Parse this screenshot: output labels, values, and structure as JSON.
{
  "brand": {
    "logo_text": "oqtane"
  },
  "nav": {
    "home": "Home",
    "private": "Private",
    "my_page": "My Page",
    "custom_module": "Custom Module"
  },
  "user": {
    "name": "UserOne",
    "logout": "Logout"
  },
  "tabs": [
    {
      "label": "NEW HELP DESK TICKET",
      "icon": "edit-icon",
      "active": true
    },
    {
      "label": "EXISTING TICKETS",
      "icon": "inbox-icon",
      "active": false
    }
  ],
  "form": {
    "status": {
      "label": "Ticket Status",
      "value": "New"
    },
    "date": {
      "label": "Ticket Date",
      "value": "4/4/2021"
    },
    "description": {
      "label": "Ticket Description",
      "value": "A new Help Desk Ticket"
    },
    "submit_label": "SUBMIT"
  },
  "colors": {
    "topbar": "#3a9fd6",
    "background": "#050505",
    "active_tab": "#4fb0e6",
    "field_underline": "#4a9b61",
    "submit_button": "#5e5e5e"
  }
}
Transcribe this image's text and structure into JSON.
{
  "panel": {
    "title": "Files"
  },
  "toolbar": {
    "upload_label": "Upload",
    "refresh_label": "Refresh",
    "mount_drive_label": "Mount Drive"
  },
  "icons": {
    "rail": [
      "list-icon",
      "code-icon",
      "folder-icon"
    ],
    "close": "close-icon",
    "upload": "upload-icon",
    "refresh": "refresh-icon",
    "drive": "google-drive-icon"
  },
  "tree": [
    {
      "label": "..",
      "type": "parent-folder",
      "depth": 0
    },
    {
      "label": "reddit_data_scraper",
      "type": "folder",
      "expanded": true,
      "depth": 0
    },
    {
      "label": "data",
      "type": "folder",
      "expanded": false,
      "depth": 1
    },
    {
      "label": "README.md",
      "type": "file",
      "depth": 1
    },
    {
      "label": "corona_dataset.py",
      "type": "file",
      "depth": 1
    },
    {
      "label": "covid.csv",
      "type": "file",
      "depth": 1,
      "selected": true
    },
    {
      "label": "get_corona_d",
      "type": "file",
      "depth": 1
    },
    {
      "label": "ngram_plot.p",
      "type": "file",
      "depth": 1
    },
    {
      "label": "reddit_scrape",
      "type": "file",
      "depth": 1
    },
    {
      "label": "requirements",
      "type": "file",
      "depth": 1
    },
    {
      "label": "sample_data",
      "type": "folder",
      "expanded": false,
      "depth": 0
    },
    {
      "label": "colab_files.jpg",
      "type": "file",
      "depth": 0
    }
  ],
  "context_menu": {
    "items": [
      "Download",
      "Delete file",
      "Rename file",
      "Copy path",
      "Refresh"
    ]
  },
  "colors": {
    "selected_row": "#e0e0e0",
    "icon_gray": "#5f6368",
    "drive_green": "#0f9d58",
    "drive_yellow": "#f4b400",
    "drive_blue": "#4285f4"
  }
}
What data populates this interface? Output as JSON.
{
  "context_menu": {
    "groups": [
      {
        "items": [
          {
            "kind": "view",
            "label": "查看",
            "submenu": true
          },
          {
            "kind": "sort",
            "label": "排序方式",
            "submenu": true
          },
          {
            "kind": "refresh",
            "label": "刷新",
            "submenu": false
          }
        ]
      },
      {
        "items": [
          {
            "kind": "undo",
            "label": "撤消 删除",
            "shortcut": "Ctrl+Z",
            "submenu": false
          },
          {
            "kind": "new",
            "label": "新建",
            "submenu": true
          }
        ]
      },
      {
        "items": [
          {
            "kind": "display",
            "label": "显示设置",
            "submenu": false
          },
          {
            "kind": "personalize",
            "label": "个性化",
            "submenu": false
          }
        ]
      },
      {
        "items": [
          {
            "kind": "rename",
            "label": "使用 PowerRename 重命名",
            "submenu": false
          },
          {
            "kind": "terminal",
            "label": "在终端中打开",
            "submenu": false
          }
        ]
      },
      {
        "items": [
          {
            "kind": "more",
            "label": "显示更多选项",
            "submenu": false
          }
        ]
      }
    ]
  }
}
--------------------
[WORK TO COMPLETE] Return the lines above exactly, keeping every word.

[SOLUTION FOR THIS PROBLEM]
Parse this screenshot: output labels, values, and structure as JSON.
{
  "brand": {
    "logo_text": "oqtane"
  },
  "nav": {
    "home": "Home",
    "private": "Private",
    "my_page": "My Page",
    "custom_module": "Custom Module"
  },
  "user": {
    "name": "UserOne",
    "logout": "Logout"
  },
  "tabs": [
    {
      "label": "NEW HELP DESK TICKET",
      "icon": "edit-icon",
      "active": true
    },
    {
      "label": "EXISTING TICKETS",
      "icon": "inbox-icon",
      "active": false
    }
  ],
  "form": {
    "status": {
      "label": "Ticket Status",
      "value": "New"
    },
    "date": {
      "label": "Ticket Date",
      "value": "4/4/2021"
    },
    "description": {
      "label": "Ticket Description",
      "value": "A new Help Desk Ticket"
    },
    "submit_label": "SUBMIT"
  },
  "colors": {
    "topbar": "#3a9fd6",
    "background": "#050505",
    "active_tab": "#4fb0e6",
    "field_underline": "#4a9b61",
    "submit_button": "#5e5e5e"
  }
}
Transcribe this image's text and structure into JSON.
{
  "panel": {
    "title": "Files"
  },
  "toolbar": {
    "upload_label": "Upload",
    "refresh_label": "Refresh",
    "mount_drive_label": "Mount Drive"
  },
  "icons": {
    "rail": [
      "list-icon",
      "code-icon",
      "folder-icon"
    ],
    "close": "close-icon",
    "upload": "upload-icon",
    "refresh": "refresh-icon",
    "drive": "google-drive-icon"
  },
  "tree": [
    {
      "label": "..",
      "type": "parent-folder",
      "depth": 0
    },
    {
      "label": "reddit_data_scraper",
      "type": "folder",
      "expanded": true,
      "depth": 0
    },
    {
      "label": "data",
      "type": "folder",
      "expanded": false,
      "depth": 1
    },
    {
      "label": "README.md",
      "type": "file",
      "depth": 1
    },
    {
      "label": "corona_dataset.py",
      "type": "file",
      "depth": 1
    },
    {
      "label": "covid.csv",
      "type": "file",
      "depth": 1,
      "selected": true
    },
    {
      "label": "get_corona_d",
      "type": "file",
      "depth": 1
    },
    {
      "label": "ngram_plot.p",
      "type": "file",
      "depth": 1
    },
    {
      "label": "reddit_scrape",
      "type": "file",
      "depth": 1
    },
    {
      "label": "requirements",
      "type": "file",
      "depth": 1
    },
    {
      "label": "sample_data",
      "type": "folder",
      "expanded": false,
      "depth": 0
    },
    {
      "label": "colab_files.jpg",
      "type": "file",
      "depth": 0
    }
  ],
  "context_menu": {
    "items": [
      "Download",
      "Delete file",
      "Rename file",
      "Copy path",
      "Refresh"
    ]
  },
  "colors": {
    "selected_row": "#e0e0e0",
    "icon_gray": "#5f6368",
    "drive_green": "#0f9d58",
    "drive_yellow": "#f4b400",
    "drive_blue": "#4285f4"
  }
}
What data populates this interface? Output as JSON.
{
  "context_menu": {
    "groups": [
      {
        "items": [
          {
            "kind": "view",
            "label": "查看",
            "submenu": true
          },
          {
            "kind": "sort",
            "label": "排序方式",
            "submenu": true
          },
          {
            "kind": "refresh",
            "label": "刷新",
            "submenu": false
          }
        ]
      },
      {
        "items": [
          {
            "kind": "undo",
            "label": "撤消 删除",
            "shortcut": "Ctrl+Z",
            "submenu": false
          },
          {
            "kind": "new",
            "label": "新建",
            "submenu": true
          }
        ]
      },
      {
        "items": [
          {
            "kind": "display",
            "label": "显示设置",
            "submenu": false
          },
          {
            "kind": "personalize",
            "label": "个性化",
            "submenu": false
          }
        ]
      },
      {
        "items": [
          {
            "kind": "rename",
            "label": "使用 PowerRename 重命名",
            "submenu": false
          },
          {
            "kind": "terminal",
            "label": "在终端中打开",
            "submenu": false
          }
        ]
      },
      {
        "items": [
          {
            "kind": "more",
            "label": "显示更多选项",
            "submenu": false
          }
        ]
      }
    ]
  }
}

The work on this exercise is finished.